Problem to solve →
Write out all the records exactly, and keep any images out.

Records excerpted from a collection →

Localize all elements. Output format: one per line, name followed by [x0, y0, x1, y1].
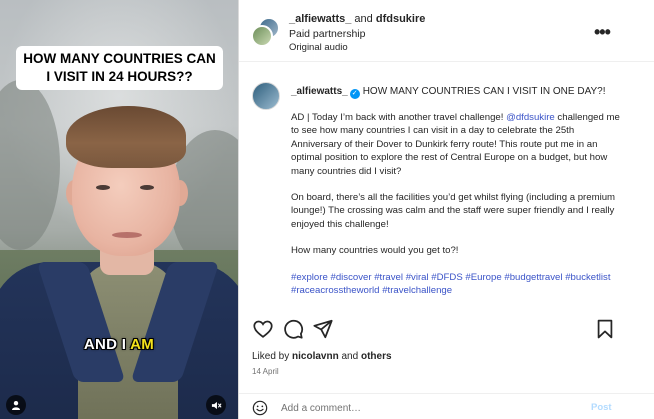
- post-comment-button[interactable]: Post: [591, 402, 612, 413]
- bookmark-icon[interactable]: [594, 318, 616, 340]
- post-caption-header: _alfiewatts_ ✓ HOW MANY COUNTRIES CAN I VI…: [291, 85, 606, 99]
- and-text: and: [351, 13, 376, 25]
- instagram-post-view: HOW MANY COUNTRIES CAN I VISIT IN 24 HOU…: [0, 0, 654, 419]
- comment-bar: Post: [239, 393, 654, 419]
- user-icon: [12, 401, 20, 410]
- collab-line: _alfiewatts_ and dfdsukire: [289, 12, 425, 26]
- hashtag-link[interactable]: #budgettravel: [504, 272, 562, 283]
- caption-highlight: AM: [130, 336, 155, 353]
- eye-left: [96, 185, 110, 190]
- mute-button[interactable]: [206, 395, 226, 415]
- mouth: [112, 232, 142, 238]
- hashtag-link[interactable]: #discover: [330, 272, 371, 283]
- comment-input[interactable]: [281, 400, 581, 416]
- author-username[interactable]: _alfiewatts_: [291, 86, 348, 97]
- post-title: HOW MANY COUNTRIES CAN I VISIT IN ONE DA…: [362, 86, 606, 97]
- more-options-icon[interactable]: •••: [594, 22, 611, 43]
- hashtag-link[interactable]: #viral: [406, 272, 429, 283]
- verified-badge-icon: ✓: [349, 89, 360, 99]
- caption-text: AND I: [83, 336, 131, 353]
- video-caption: AND I AM: [0, 336, 238, 353]
- post-header: _alfiewatts_ and dfdsukire Paid partners…: [239, 0, 654, 62]
- post-details-panel: _alfiewatts_ and dfdsukire Paid partners…: [238, 0, 654, 419]
- post-date[interactable]: 14 April: [252, 367, 279, 376]
- username-link-2[interactable]: dfdsukire: [376, 13, 426, 25]
- caption-paragraph-3: How many countries would you get to?!: [291, 245, 459, 257]
- paid-partnership-label[interactable]: Paid partnership: [289, 27, 425, 41]
- emoji-icon[interactable]: [252, 400, 268, 416]
- header-text: _alfiewatts_ and dfdsukire Paid partners…: [289, 12, 425, 54]
- likes-and: and: [338, 351, 361, 362]
- audio-link[interactable]: Original audio: [289, 41, 425, 54]
- caption-body: AD | Today I’m back with another travel …: [291, 111, 621, 297]
- hashtag-link[interactable]: #raceacrosstheworld: [291, 285, 380, 296]
- caption-paragraph-1: AD | Today I’m back with another travel …: [291, 111, 621, 178]
- tagged-users-button[interactable]: [6, 395, 26, 415]
- reel-video[interactable]: HOW MANY COUNTRIES CAN I VISIT IN 24 HOU…: [0, 0, 238, 419]
- caption-paragraph-2: On board, there’s all the facilities you…: [291, 192, 616, 230]
- eye-right: [140, 185, 154, 190]
- likes-summary: Liked by nicolavnn and others: [252, 351, 392, 362]
- hashtag-link[interactable]: #Europe: [465, 272, 501, 283]
- comment-icon[interactable]: [282, 318, 304, 340]
- send-icon[interactable]: [312, 318, 334, 340]
- likes-others-link[interactable]: others: [361, 351, 392, 362]
- hashtag-link[interactable]: #travelchallenge: [382, 285, 452, 296]
- collab-avatars[interactable]: [251, 17, 281, 47]
- username-link[interactable]: _alfiewatts_: [289, 13, 351, 25]
- hashtag-link[interactable]: #DFDS: [431, 272, 462, 283]
- action-bar: [239, 318, 654, 340]
- author-avatar[interactable]: [252, 82, 280, 110]
- heart-icon[interactable]: [252, 318, 274, 340]
- likes-prefix: Liked by: [252, 351, 293, 362]
- hashtag-link[interactable]: #explore: [291, 272, 328, 283]
- hair: [66, 106, 186, 168]
- avatar-dfdsukire[interactable]: [251, 25, 273, 47]
- mute-icon: [211, 401, 222, 409]
- hashtag-link[interactable]: #bucketlist: [565, 272, 610, 283]
- liker-username[interactable]: nicolavnn: [292, 351, 339, 362]
- post-caption-area: _alfiewatts_ ✓ HOW MANY COUNTRIES CAN I VI…: [239, 70, 654, 306]
- mention-link[interactable]: @dfdsukire: [506, 112, 555, 123]
- hashtag-list: #explore #discover #travel #viral #DFDS …: [291, 271, 621, 298]
- video-headline: HOW MANY COUNTRIES CAN I VISIT IN 24 HOU…: [16, 46, 223, 90]
- hashtag-link[interactable]: #travel: [374, 272, 403, 283]
- caption-text-1a: AD | Today I’m back with another travel …: [291, 112, 507, 123]
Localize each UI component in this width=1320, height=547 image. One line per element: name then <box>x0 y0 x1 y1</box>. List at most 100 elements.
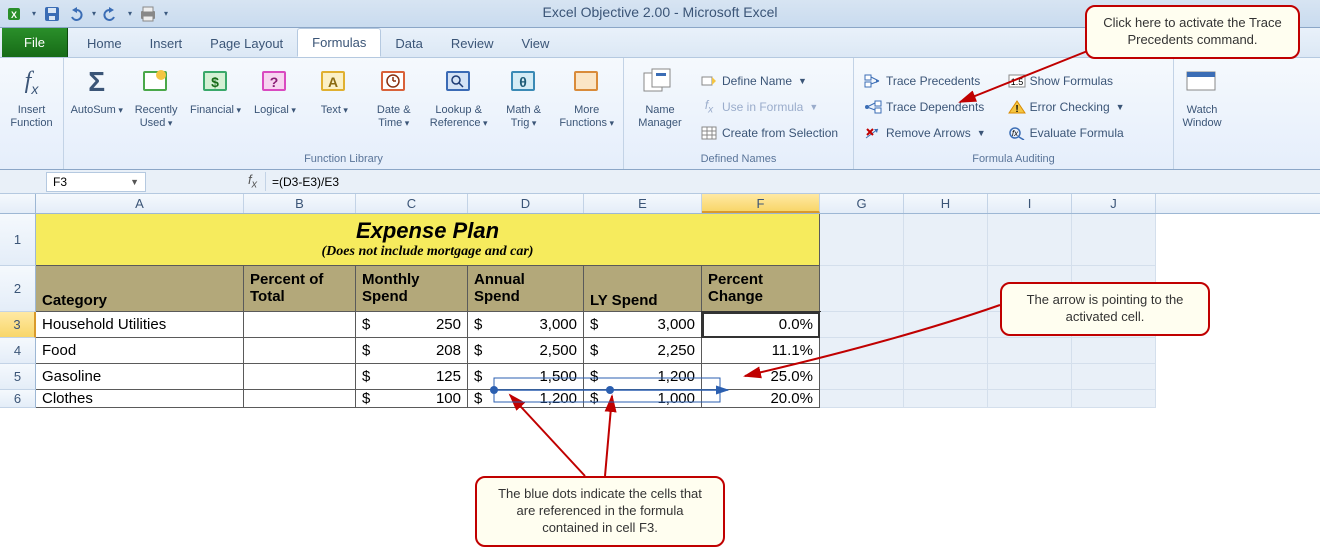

Written answer →
Localize all elements. Output format: one per line, name followed by [x0, y0, x1, y1].
- post-comment-button[interactable]: Post: [591, 402, 612, 413]
- bookmark-icon[interactable]: [594, 318, 616, 340]
- post-caption-header: _alfiewatts_ ✓ HOW MANY COUNTRIES CAN I VI…: [291, 85, 606, 99]
- and-text: and: [351, 13, 376, 25]
- instagram-post-view: HOW MANY COUNTRIES CAN I VISIT IN 24 HOU…: [0, 0, 654, 419]
- comment-bar: Post: [239, 393, 654, 419]
- user-icon: [12, 401, 20, 410]
- collab-line: _alfiewatts_ and dfdsukire: [289, 12, 425, 26]
- hashtag-link[interactable]: #budgettravel: [504, 272, 562, 283]
- caption-highlight: AM: [130, 336, 155, 353]
- eye-left: [96, 185, 110, 190]
- mute-button[interactable]: [206, 395, 226, 415]
- mouth: [112, 232, 142, 238]
- hashtag-link[interactable]: #discover: [330, 272, 371, 283]
- comment-input[interactable]: [281, 400, 581, 416]
- author-username[interactable]: _alfiewatts_: [291, 86, 348, 97]
- post-title: HOW MANY COUNTRIES CAN I VISIT IN ONE DA…: [362, 86, 606, 97]
- more-options-icon[interactable]: •••: [594, 22, 611, 43]
- hashtag-link[interactable]: #viral: [406, 272, 429, 283]
- verified-badge-icon: ✓: [349, 89, 360, 99]
- caption-text: AND I: [83, 336, 131, 353]
- video-caption: AND I AM: [0, 336, 238, 353]
- post-header: _alfiewatts_ and dfdsukire Paid partners…: [239, 0, 654, 62]
- post-details-panel: _alfiewatts_ and dfdsukire Paid partners…: [238, 0, 654, 419]
- post-date[interactable]: 14 April: [252, 367, 279, 376]
- username-link-2[interactable]: dfdsukire: [376, 13, 426, 25]
- caption-paragraph-3: How many countries would you get to?!: [291, 245, 459, 257]
- paid-partnership-label[interactable]: Paid partnership: [289, 27, 425, 41]
- emoji-icon[interactable]: [252, 400, 268, 416]
- header-text: _alfiewatts_ and dfdsukire Paid partners…: [289, 12, 425, 54]
- likes-and: and: [338, 351, 361, 362]
- audio-link[interactable]: Original audio: [289, 41, 425, 54]
- caption-body: AD | Today I’m back with another travel …: [291, 111, 621, 297]
- hashtag-link[interactable]: #raceacrosstheworld: [291, 285, 380, 296]
- caption-paragraph-1: AD | Today I’m back with another travel …: [291, 111, 621, 178]
- tagged-users-button[interactable]: [6, 395, 26, 415]
- reel-video[interactable]: HOW MANY COUNTRIES CAN I VISIT IN 24 HOU…: [0, 0, 238, 419]
- caption-paragraph-2: On board, there’s all the facilities you…: [291, 192, 616, 230]
- eye-right: [140, 185, 154, 190]
- likes-summary: Liked by nicolavnn and others: [252, 351, 392, 362]
- hashtag-link[interactable]: #Europe: [465, 272, 501, 283]
- comment-icon[interactable]: [282, 318, 304, 340]
- send-icon[interactable]: [312, 318, 334, 340]
- likes-others-link[interactable]: others: [361, 351, 392, 362]
- hashtag-link[interactable]: #travelchallenge: [382, 285, 452, 296]
- collab-avatars[interactable]: [251, 17, 281, 47]
- username-link[interactable]: _alfiewatts_: [289, 13, 351, 25]
- hashtag-link[interactable]: #DFDS: [431, 272, 462, 283]
- action-bar: [239, 318, 654, 340]
- author-avatar[interactable]: [252, 82, 280, 110]
- heart-icon[interactable]: [252, 318, 274, 340]
- likes-prefix: Liked by: [252, 351, 293, 362]
- hashtag-link[interactable]: #explore: [291, 272, 328, 283]
- hair: [66, 106, 186, 168]
- avatar-dfdsukire[interactable]: [251, 25, 273, 47]
- mute-icon: [211, 401, 222, 409]
- hashtag-link[interactable]: #bucketlist: [565, 272, 610, 283]
- liker-username[interactable]: nicolavnn: [292, 351, 339, 362]
- post-caption-area: _alfiewatts_ ✓ HOW MANY COUNTRIES CAN I VI…: [239, 70, 654, 306]
- mention-link[interactable]: @dfdsukire: [506, 112, 555, 123]
- hashtag-list: #explore #discover #travel #viral #DFDS …: [291, 271, 621, 298]
- video-headline: HOW MANY COUNTRIES CAN I VISIT IN 24 HOU…: [16, 46, 223, 90]
- hashtag-link[interactable]: #travel: [374, 272, 403, 283]
- caption-text-1a: AD | Today I’m back with another travel …: [291, 112, 507, 123]
Localize each UI component in this width=1320, height=547 image. One line per element: name then <box>x0 y0 x1 y1</box>. List at most 100 elements.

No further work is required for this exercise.